WORK TO COMPLETE: Copy the records from their start through the line containing "region-label: 충청남도: [218, 482, 261, 496]", both ends included, swapping each "bar-lots" for "bar-parcels" and leaving everything else unchanged.

>> Begin

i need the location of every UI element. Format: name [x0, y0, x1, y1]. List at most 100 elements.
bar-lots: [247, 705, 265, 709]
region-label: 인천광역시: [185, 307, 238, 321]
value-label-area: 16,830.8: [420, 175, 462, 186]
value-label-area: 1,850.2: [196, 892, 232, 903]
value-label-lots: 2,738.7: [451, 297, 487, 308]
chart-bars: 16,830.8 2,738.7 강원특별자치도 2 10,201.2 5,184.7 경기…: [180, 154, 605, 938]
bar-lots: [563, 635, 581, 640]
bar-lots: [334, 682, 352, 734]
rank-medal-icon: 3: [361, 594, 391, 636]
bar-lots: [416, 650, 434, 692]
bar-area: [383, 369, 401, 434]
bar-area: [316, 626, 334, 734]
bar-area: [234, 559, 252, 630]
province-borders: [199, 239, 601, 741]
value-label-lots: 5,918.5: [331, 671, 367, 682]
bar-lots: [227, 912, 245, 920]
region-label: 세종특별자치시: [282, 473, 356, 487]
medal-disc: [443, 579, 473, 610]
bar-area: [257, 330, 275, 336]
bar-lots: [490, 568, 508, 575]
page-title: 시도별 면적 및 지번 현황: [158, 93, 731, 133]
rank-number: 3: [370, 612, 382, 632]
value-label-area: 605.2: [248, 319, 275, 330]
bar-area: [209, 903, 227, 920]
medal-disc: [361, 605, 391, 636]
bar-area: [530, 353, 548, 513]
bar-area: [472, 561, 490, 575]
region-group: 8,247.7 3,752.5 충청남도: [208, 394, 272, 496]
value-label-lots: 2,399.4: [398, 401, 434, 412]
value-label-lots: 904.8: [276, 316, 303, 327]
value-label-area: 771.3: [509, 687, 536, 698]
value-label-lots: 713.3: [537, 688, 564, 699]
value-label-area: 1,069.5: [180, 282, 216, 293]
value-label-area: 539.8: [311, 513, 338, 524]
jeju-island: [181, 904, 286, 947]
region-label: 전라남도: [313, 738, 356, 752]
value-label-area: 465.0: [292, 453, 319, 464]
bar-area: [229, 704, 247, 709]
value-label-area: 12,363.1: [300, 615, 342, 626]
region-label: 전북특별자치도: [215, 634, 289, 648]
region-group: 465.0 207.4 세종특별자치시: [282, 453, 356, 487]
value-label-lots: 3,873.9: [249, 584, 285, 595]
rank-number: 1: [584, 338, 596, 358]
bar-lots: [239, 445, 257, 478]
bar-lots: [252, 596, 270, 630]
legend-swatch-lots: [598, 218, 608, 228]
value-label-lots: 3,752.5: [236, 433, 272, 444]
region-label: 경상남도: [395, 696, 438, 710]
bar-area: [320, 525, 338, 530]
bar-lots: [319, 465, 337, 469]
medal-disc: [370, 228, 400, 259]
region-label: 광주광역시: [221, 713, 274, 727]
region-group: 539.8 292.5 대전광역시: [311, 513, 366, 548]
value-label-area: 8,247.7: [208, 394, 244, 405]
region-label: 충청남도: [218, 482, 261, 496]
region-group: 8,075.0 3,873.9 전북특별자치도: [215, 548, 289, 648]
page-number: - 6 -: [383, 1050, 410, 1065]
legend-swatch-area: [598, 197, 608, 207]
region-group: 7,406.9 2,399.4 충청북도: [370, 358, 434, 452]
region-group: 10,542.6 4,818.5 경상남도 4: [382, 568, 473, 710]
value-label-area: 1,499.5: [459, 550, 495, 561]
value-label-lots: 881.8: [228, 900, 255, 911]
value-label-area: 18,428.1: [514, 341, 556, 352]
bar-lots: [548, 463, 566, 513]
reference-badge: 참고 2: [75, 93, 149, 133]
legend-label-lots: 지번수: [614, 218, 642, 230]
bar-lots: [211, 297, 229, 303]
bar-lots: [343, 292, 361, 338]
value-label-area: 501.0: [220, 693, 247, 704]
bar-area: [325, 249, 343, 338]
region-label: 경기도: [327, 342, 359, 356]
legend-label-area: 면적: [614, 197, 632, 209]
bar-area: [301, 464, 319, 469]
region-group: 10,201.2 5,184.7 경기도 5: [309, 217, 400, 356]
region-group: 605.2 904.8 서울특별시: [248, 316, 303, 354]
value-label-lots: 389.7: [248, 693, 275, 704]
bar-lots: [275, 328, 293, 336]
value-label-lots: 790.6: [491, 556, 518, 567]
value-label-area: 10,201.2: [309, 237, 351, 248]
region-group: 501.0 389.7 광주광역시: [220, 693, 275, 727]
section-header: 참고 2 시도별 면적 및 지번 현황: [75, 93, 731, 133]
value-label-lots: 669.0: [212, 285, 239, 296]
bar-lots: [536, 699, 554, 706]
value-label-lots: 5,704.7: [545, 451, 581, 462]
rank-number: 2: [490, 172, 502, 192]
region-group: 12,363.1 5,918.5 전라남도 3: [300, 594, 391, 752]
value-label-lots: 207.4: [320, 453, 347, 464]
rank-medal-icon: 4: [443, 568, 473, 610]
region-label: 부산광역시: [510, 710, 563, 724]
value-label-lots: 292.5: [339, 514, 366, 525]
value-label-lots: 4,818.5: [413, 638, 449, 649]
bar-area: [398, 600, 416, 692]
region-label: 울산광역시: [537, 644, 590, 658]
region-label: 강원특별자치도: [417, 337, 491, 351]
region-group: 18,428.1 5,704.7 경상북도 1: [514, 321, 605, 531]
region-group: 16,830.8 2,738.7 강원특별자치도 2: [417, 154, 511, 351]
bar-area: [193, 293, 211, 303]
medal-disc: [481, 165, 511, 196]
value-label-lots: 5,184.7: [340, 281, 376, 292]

>> End

SOLUTION FOR THIS PROBLEM:
i need the location of every UI element. Format: name [x0, y0, x1, y1]. List at most 100 elements.
bar-parcels: [247, 705, 265, 709]
region-label: 인천광역시: [185, 307, 238, 321]
value-label-area: 16,830.8: [420, 175, 462, 186]
value-label-area: 1,850.2: [196, 892, 232, 903]
value-label-lots: 2,738.7: [451, 297, 487, 308]
chart-bars: 16,830.8 2,738.7 강원특별자치도 2 10,201.2 5,184.7 경기…: [180, 154, 605, 938]
bar-parcels: [563, 635, 581, 640]
bar-parcels: [334, 682, 352, 734]
rank-medal-icon: 3: [361, 594, 391, 636]
bar-parcels: [416, 650, 434, 692]
bar-area: [383, 369, 401, 434]
bar-area: [316, 626, 334, 734]
bar-area: [234, 559, 252, 630]
province-borders: [199, 239, 601, 741]
value-label-lots: 5,918.5: [331, 671, 367, 682]
bar-parcels: [227, 912, 245, 920]
region-label: 세종특별자치시: [282, 473, 356, 487]
medal-disc: [443, 579, 473, 610]
bar-area: [257, 330, 275, 336]
bar-parcels: [490, 568, 508, 575]
page-title: 시도별 면적 및 지번 현황: [158, 93, 731, 133]
rank-number: 3: [370, 612, 382, 632]
value-label-area: 605.2: [248, 319, 275, 330]
bar-area: [209, 903, 227, 920]
medal-disc: [361, 605, 391, 636]
bar-area: [530, 353, 548, 513]
bar-area: [472, 561, 490, 575]
region-group: 8,247.7 3,752.5 충청남도: [208, 394, 272, 496]
value-label-lots: 2,399.4: [398, 401, 434, 412]
value-label-lots: 904.8: [276, 316, 303, 327]
value-label-area: 771.3: [509, 687, 536, 698]
value-label-lots: 713.3: [537, 688, 564, 699]
value-label-area: 1,069.5: [180, 282, 216, 293]
value-label-area: 539.8: [311, 513, 338, 524]
jeju-island: [181, 904, 286, 947]
region-label: 전라남도: [313, 738, 356, 752]
value-label-area: 465.0: [292, 453, 319, 464]
bar-area: [229, 704, 247, 709]
value-label-area: 12,363.1: [300, 615, 342, 626]
region-label: 전북특별자치도: [215, 634, 289, 648]
region-group: 465.0 207.4 세종특별자치시: [282, 453, 356, 487]
value-label-lots: 3,873.9: [249, 584, 285, 595]
rank-number: 1: [584, 338, 596, 358]
bar-parcels: [239, 445, 257, 478]
bar-parcels: [252, 596, 270, 630]
legend-swatch-lots: [598, 218, 608, 228]
value-label-lots: 3,752.5: [236, 433, 272, 444]
region-label: 경상남도: [395, 696, 438, 710]
bar-area: [320, 525, 338, 530]
bar-parcels: [319, 465, 337, 469]
medal-disc: [370, 228, 400, 259]
region-label: 광주광역시: [221, 713, 274, 727]
region-group: 539.8 292.5 대전광역시: [311, 513, 366, 548]
value-label-area: 8,247.7: [208, 394, 244, 405]
region-label: 충청남도: [218, 482, 261, 496]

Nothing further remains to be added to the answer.